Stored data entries
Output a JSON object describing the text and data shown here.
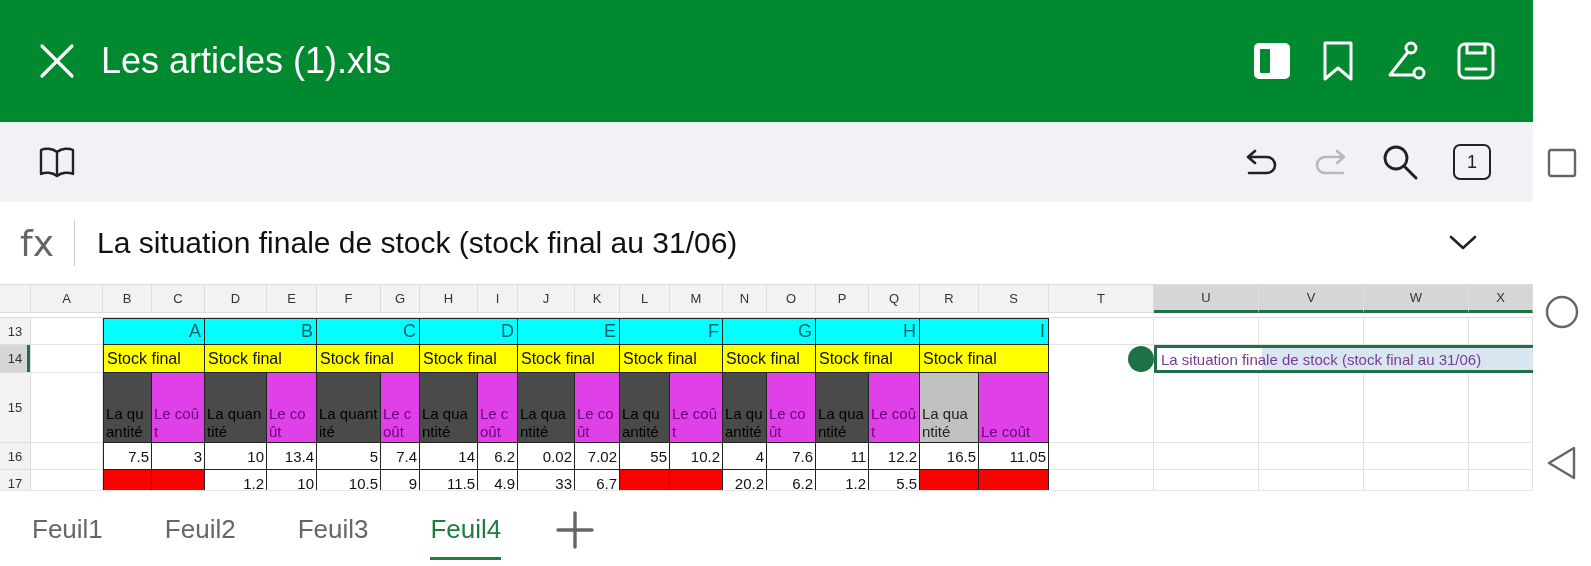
{
  "title_bar": {
    "title": "Les articles (1).xls"
  },
  "toolbar": {
    "page_count": "1",
    "redo_disabled": true
  },
  "formula_bar": {
    "label": "fx",
    "value": "La situation finale de stock (stock final au 31/06)"
  },
  "sheet": {
    "columns": [
      {
        "label": "A",
        "selected": false
      },
      {
        "label": "B",
        "selected": false
      },
      {
        "label": "C",
        "selected": false
      },
      {
        "label": "D",
        "selected": false
      },
      {
        "label": "E",
        "selected": false
      },
      {
        "label": "F",
        "selected": false
      },
      {
        "label": "G",
        "selected": false
      },
      {
        "label": "H",
        "selected": false
      },
      {
        "label": "I",
        "selected": false
      },
      {
        "label": "J",
        "selected": false
      },
      {
        "label": "K",
        "selected": false
      },
      {
        "label": "L",
        "selected": false
      },
      {
        "label": "M",
        "selected": false
      },
      {
        "label": "N",
        "selected": false
      },
      {
        "label": "O",
        "selected": false
      },
      {
        "label": "P",
        "selected": false
      },
      {
        "label": "Q",
        "selected": false
      },
      {
        "label": "R",
        "selected": false
      },
      {
        "label": "S",
        "selected": false
      },
      {
        "label": "T",
        "selected": false
      },
      {
        "label": "U",
        "selected": true
      },
      {
        "label": "V",
        "selected": true
      },
      {
        "label": "W",
        "selected": true
      },
      {
        "label": "X",
        "selected": true
      }
    ],
    "rows": [
      {
        "label": "13",
        "selected": false
      },
      {
        "label": "14",
        "selected": true
      },
      {
        "label": "15",
        "selected": false
      },
      {
        "label": "16",
        "selected": false
      },
      {
        "label": "17",
        "selected": false
      }
    ],
    "groups": [
      {
        "name": "A",
        "title": "Stock final",
        "fields": [
          {
            "label": "La quantité",
            "color": "#4a4a4a",
            "cells": [
              {
                "text": "7.5"
              },
              {
                "color": "#ff0000"
              }
            ]
          },
          {
            "label": "Le coût",
            "color": "#e040e8",
            "cells": [
              {
                "text": "3"
              },
              {
                "color": "#ff0000"
              }
            ]
          }
        ]
      },
      {
        "name": "B",
        "title": "Stock final",
        "fields": [
          {
            "label": "La quantité",
            "color": "#4a4a4a",
            "cells": [
              {
                "text": "10"
              },
              {
                "text": "1.2"
              }
            ]
          },
          {
            "label": "Le coût",
            "color": "#e040e8",
            "cells": [
              {
                "text": "13.4"
              },
              {
                "text": "10"
              }
            ]
          }
        ]
      },
      {
        "name": "C",
        "title": "Stock final",
        "fields": [
          {
            "label": "La quantité",
            "color": "#4a4a4a",
            "cells": [
              {
                "text": "5"
              },
              {
                "text": "10.5"
              }
            ]
          },
          {
            "label": "Le coût",
            "color": "#e040e8",
            "cells": [
              {
                "text": "7.4"
              },
              {
                "text": "9"
              }
            ]
          }
        ]
      },
      {
        "name": "D",
        "title": "Stock final",
        "fields": [
          {
            "label": "La quantité",
            "color": "#4a4a4a",
            "cells": [
              {
                "text": "14"
              },
              {
                "text": "11.5"
              }
            ]
          },
          {
            "label": "Le coût",
            "color": "#e040e8",
            "cells": [
              {
                "text": "6.2"
              },
              {
                "text": "4.9"
              }
            ]
          }
        ]
      },
      {
        "name": "E",
        "title": "Stock final",
        "fields": [
          {
            "label": "La quantité",
            "color": "#4a4a4a",
            "cells": [
              {
                "text": "0.02"
              },
              {
                "text": "33"
              }
            ]
          },
          {
            "label": "Le coût",
            "color": "#e040e8",
            "cells": [
              {
                "text": "7.02"
              },
              {
                "text": "6.7"
              }
            ]
          }
        ]
      },
      {
        "name": "F",
        "title": "Stock final",
        "fields": [
          {
            "label": "La quantité",
            "color": "#4a4a4a",
            "cells": [
              {
                "text": "55"
              },
              {
                "color": "#ff0000"
              }
            ]
          },
          {
            "label": "Le coût",
            "color": "#e040e8",
            "cells": [
              {
                "text": "10.2"
              },
              {
                "color": "#ff0000"
              }
            ]
          }
        ]
      },
      {
        "name": "G",
        "title": "Stock final",
        "fields": [
          {
            "label": "La quantité",
            "color": "#4a4a4a",
            "cells": [
              {
                "text": "4"
              },
              {
                "text": "20.2"
              }
            ]
          },
          {
            "label": "Le coût",
            "color": "#e040e8",
            "cells": [
              {
                "text": "7.6"
              },
              {
                "text": "6.2"
              }
            ]
          }
        ]
      },
      {
        "name": "H",
        "title": "Stock final",
        "fields": [
          {
            "label": "La quantité",
            "color": "#4a4a4a",
            "cells": [
              {
                "text": "11"
              },
              {
                "text": "1.2"
              }
            ]
          },
          {
            "label": "Le coût",
            "color": "#e040e8",
            "cells": [
              {
                "text": "12.2"
              },
              {
                "text": "5.5"
              }
            ]
          }
        ]
      },
      {
        "name": "I",
        "title": "Stock final",
        "fields": [
          {
            "label": "La quantité",
            "color": "#c0c0c0",
            "cells": [
              {
                "text": "16.5"
              },
              {
                "color": "#ff0000"
              }
            ]
          },
          {
            "label": "Le coût",
            "color": "#e040e8",
            "cells": [
              {
                "text": "11.05"
              },
              {
                "color": "#ff0000"
              }
            ]
          }
        ]
      }
    ],
    "active_cell": {
      "text": "La situation finale de stock (stock final au 31/06)"
    }
  },
  "sheet_tabs": [
    {
      "label": "Feuil1",
      "selected": false
    },
    {
      "label": "Feuil2",
      "selected": false
    },
    {
      "label": "Feuil3",
      "selected": false
    },
    {
      "label": "Feuil4",
      "selected": true
    }
  ]
}
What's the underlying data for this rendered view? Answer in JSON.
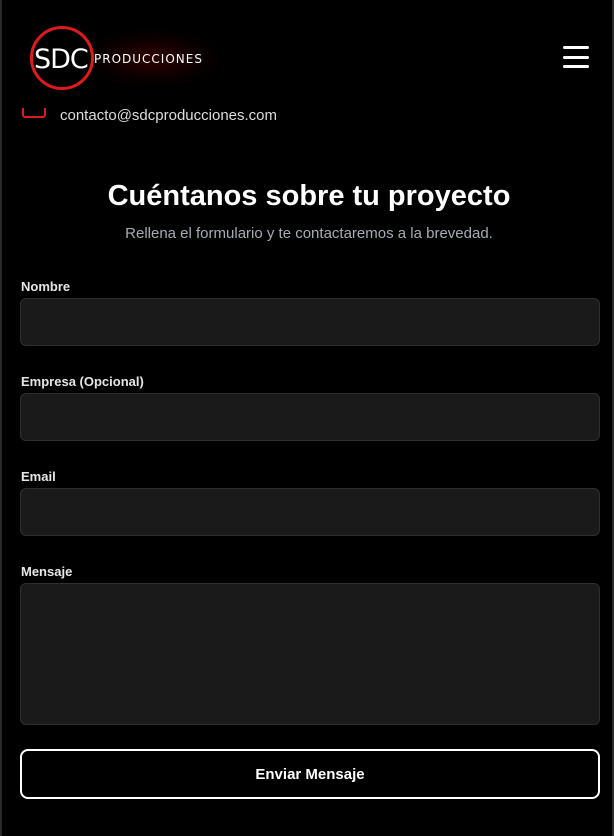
{
  "header": {
    "logo_main": "SDC",
    "logo_sub": "Producciones",
    "menu_icon": "hamburger-menu-icon"
  },
  "contact": {
    "email": "contacto@sdcproducciones.com",
    "icon": "mail-icon"
  },
  "form": {
    "title": "Cuéntanos sobre tu proyecto",
    "subtitle": "Rellena el formulario y te contactaremos a la brevedad.",
    "fields": {
      "name_label": "Nombre",
      "company_label": "Empresa (Opcional)",
      "email_label": "Email",
      "message_label": "Mensaje"
    },
    "submit_label": "Enviar Mensaje"
  },
  "colors": {
    "background": "#000000",
    "accent": "#e01a1a",
    "field_bg": "#1a1a1a",
    "subtitle": "#a7acb5"
  }
}
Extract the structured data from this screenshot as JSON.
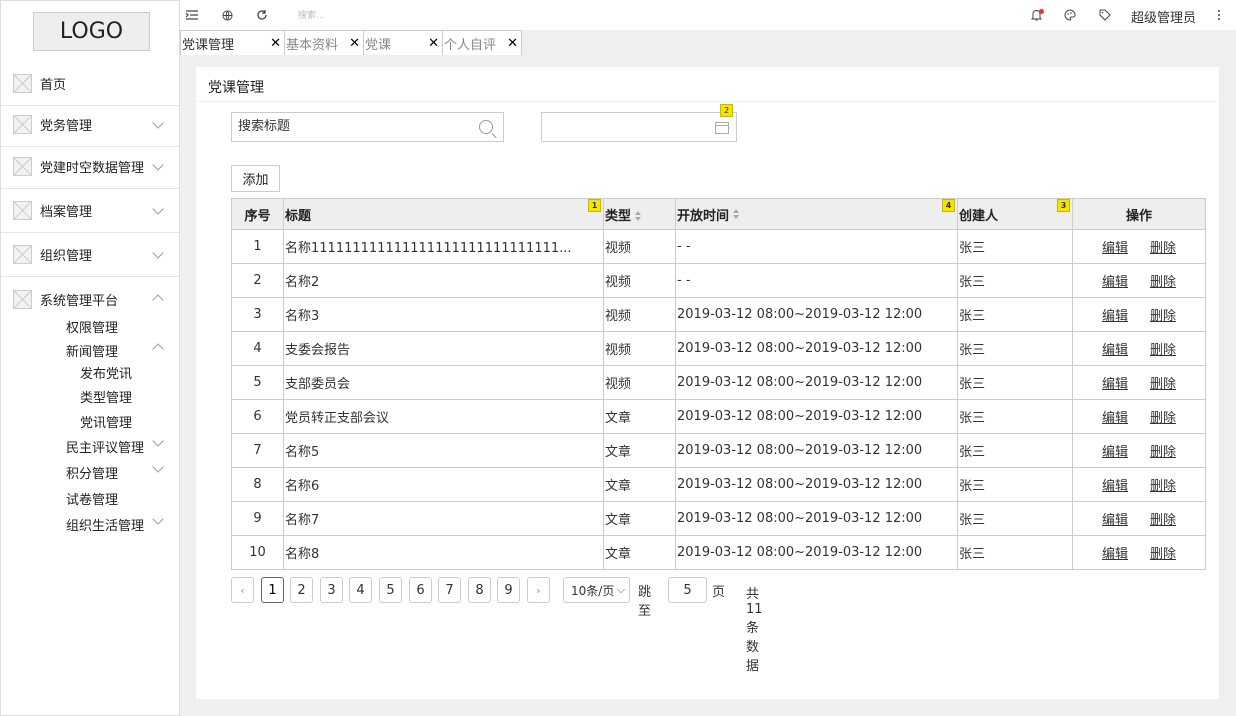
{
  "sidebar": {
    "logo": "LOGO",
    "items": [
      {
        "label": "首页"
      },
      {
        "label": "党务管理"
      },
      {
        "label": "党建时空数据管理"
      },
      {
        "label": "档案管理"
      },
      {
        "label": "组织管理"
      },
      {
        "label": "系统管理平台"
      }
    ],
    "sub_items": [
      "权限管理",
      "新闻管理",
      "发布党讯",
      "类型管理",
      "党讯管理",
      "民主评议管理",
      "积分管理",
      "试卷管理",
      "组织生活管理"
    ]
  },
  "topbar": {
    "search_placeholder": "搜索...",
    "admin": "超级管理员"
  },
  "tabs": [
    {
      "label": "党课管理"
    },
    {
      "label": "基本资料"
    },
    {
      "label": "党课"
    },
    {
      "label": "个人自评"
    }
  ],
  "tab_close": "✕",
  "panel": {
    "title": "党课管理",
    "search_placeholder": "搜索标题",
    "add_label": "添加",
    "badges": [
      "1",
      "2",
      "3",
      "4"
    ]
  },
  "table": {
    "headers": [
      "序号",
      "标题",
      "类型",
      "开放时间",
      "创建人",
      "操作"
    ],
    "edit": "编辑",
    "delete": "删除",
    "rows": [
      [
        "1",
        "名称111111111111111111111111111111...",
        "视频",
        "- -",
        "张三"
      ],
      [
        "2",
        "名称2",
        "视频",
        "- -",
        "张三"
      ],
      [
        "3",
        "名称3",
        "视频",
        "2019-03-12 08:00~2019-03-12 12:00",
        "张三"
      ],
      [
        "4",
        "支委会报告",
        "视频",
        "2019-03-12 08:00~2019-03-12 12:00",
        "张三"
      ],
      [
        "5",
        "支部委员会",
        "视频",
        "2019-03-12 08:00~2019-03-12 12:00",
        "张三"
      ],
      [
        "6",
        "党员转正支部会议",
        "文章",
        "2019-03-12 08:00~2019-03-12 12:00",
        "张三"
      ],
      [
        "7",
        "名称5",
        "文章",
        "2019-03-12 08:00~2019-03-12 12:00",
        "张三"
      ],
      [
        "8",
        "名称6",
        "文章",
        "2019-03-12 08:00~2019-03-12 12:00",
        "张三"
      ],
      [
        "9",
        "名称7",
        "文章",
        "2019-03-12 08:00~2019-03-12 12:00",
        "张三"
      ],
      [
        "10",
        "名称8",
        "文章",
        "2019-03-12 08:00~2019-03-12 12:00",
        "张三"
      ]
    ]
  },
  "pager": {
    "pages": [
      "1",
      "2",
      "3",
      "4",
      "5",
      "6",
      "7",
      "8",
      "9"
    ],
    "current": "1",
    "prev": "‹",
    "next": "›",
    "page_size": "10条/页",
    "jump_label": "跳至",
    "jump_value": "5",
    "jump_suffix": "页",
    "total": "共11条数据"
  }
}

# What to work on
In the material above, show every line where the word "situation" turns up.

# Completed exercise
    "value": "La situation finale de stock (stock final au 31/06)"
      "text": "La situation finale de stock (stock final au 31/06)"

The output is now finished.